**Problem details:**
Quote the full listing word for word.

Stored data:
= = = = = = =
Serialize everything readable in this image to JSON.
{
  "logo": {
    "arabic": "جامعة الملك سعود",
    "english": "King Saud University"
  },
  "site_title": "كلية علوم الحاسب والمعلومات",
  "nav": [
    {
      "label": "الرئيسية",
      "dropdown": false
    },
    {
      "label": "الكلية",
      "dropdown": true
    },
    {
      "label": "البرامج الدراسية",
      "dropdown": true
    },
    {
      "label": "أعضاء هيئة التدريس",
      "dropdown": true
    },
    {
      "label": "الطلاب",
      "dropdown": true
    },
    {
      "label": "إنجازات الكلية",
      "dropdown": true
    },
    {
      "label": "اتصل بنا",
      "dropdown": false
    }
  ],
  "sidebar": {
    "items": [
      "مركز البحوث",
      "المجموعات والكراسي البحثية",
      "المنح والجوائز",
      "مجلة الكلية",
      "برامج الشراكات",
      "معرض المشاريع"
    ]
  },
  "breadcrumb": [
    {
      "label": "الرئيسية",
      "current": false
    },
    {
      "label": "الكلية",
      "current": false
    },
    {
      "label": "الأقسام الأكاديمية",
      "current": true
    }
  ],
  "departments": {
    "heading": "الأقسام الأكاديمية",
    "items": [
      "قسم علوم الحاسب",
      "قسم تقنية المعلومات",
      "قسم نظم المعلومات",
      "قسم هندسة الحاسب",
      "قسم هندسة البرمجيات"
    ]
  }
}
= = = = = = =
**Full output:**
Serialize everything readable in this image to JSON.
{
  "logo": {
    "arabic": "جامعة الملك سعود",
    "english": "King Saud University"
  },
  "site_title": "كلية علوم الحاسب والمعلومات",
  "nav": [
    {
      "label": "الرئيسية",
      "dropdown": false
    },
    {
      "label": "الكلية",
      "dropdown": true
    },
    {
      "label": "البرامج الدراسية",
      "dropdown": true
    },
    {
      "label": "أعضاء هيئة التدريس",
      "dropdown": true
    },
    {
      "label": "الطلاب",
      "dropdown": true
    },
    {
      "label": "إنجازات الكلية",
      "dropdown": true
    },
    {
      "label": "اتصل بنا",
      "dropdown": false
    }
  ],
  "sidebar": {
    "items": [
      "مركز البحوث",
      "المجموعات والكراسي البحثية",
      "المنح والجوائز",
      "مجلة الكلية",
      "برامج الشراكات",
      "معرض المشاريع"
    ]
  },
  "breadcrumb": [
    {
      "label": "الرئيسية",
      "current": false
    },
    {
      "label": "الكلية",
      "current": false
    },
    {
      "label": "الأقسام الأكاديمية",
      "current": true
    }
  ],
  "departments": {
    "heading": "الأقسام الأكاديمية",
    "items": [
      "قسم علوم الحاسب",
      "قسم تقنية المعلومات",
      "قسم نظم المعلومات",
      "قسم هندسة الحاسب",
      "قسم هندسة البرمجيات"
    ]
  }
}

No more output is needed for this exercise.